> [Directive]
Output every record word for word.
>>>
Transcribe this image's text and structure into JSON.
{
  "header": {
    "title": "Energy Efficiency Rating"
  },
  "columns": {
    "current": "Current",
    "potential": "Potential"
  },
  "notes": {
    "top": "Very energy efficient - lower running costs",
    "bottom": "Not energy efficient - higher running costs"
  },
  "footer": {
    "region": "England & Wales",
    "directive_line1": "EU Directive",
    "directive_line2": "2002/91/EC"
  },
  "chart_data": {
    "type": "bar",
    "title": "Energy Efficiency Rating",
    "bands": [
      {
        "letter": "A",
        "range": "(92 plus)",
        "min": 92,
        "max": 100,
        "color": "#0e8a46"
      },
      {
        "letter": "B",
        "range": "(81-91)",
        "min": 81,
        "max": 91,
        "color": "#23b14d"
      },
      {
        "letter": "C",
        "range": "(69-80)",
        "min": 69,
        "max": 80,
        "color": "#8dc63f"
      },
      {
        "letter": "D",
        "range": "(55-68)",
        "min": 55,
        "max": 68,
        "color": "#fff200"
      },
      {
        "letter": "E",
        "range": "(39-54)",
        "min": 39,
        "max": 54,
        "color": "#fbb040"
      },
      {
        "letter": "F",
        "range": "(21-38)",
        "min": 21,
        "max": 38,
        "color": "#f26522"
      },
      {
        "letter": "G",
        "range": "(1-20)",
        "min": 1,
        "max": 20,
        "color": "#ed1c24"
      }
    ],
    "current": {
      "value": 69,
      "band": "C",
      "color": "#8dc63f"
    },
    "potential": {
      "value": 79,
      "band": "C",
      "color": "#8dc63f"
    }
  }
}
<<<
> [Reply to the exercise]
Transcribe this image's text and structure into JSON.
{
  "header": {
    "title": "Energy Efficiency Rating"
  },
  "columns": {
    "current": "Current",
    "potential": "Potential"
  },
  "notes": {
    "top": "Very energy efficient - lower running costs",
    "bottom": "Not energy efficient - higher running costs"
  },
  "footer": {
    "region": "England & Wales",
    "directive_line1": "EU Directive",
    "directive_line2": "2002/91/EC"
  },
  "chart_data": {
    "type": "bar",
    "title": "Energy Efficiency Rating",
    "bands": [
      {
        "letter": "A",
        "range": "(92 plus)",
        "min": 92,
        "max": 100,
        "color": "#0e8a46"
      },
      {
        "letter": "B",
        "range": "(81-91)",
        "min": 81,
        "max": 91,
        "color": "#23b14d"
      },
      {
        "letter": "C",
        "range": "(69-80)",
        "min": 69,
        "max": 80,
        "color": "#8dc63f"
      },
      {
        "letter": "D",
        "range": "(55-68)",
        "min": 55,
        "max": 68,
        "color": "#fff200"
      },
      {
        "letter": "E",
        "range": "(39-54)",
        "min": 39,
        "max": 54,
        "color": "#fbb040"
      },
      {
        "letter": "F",
        "range": "(21-38)",
        "min": 21,
        "max": 38,
        "color": "#f26522"
      },
      {
        "letter": "G",
        "range": "(1-20)",
        "min": 1,
        "max": 20,
        "color": "#ed1c24"
      }
    ],
    "current": {
      "value": 69,
      "band": "C",
      "color": "#8dc63f"
    },
    "potential": {
      "value": 79,
      "band": "C",
      "color": "#8dc63f"
    }
  }
}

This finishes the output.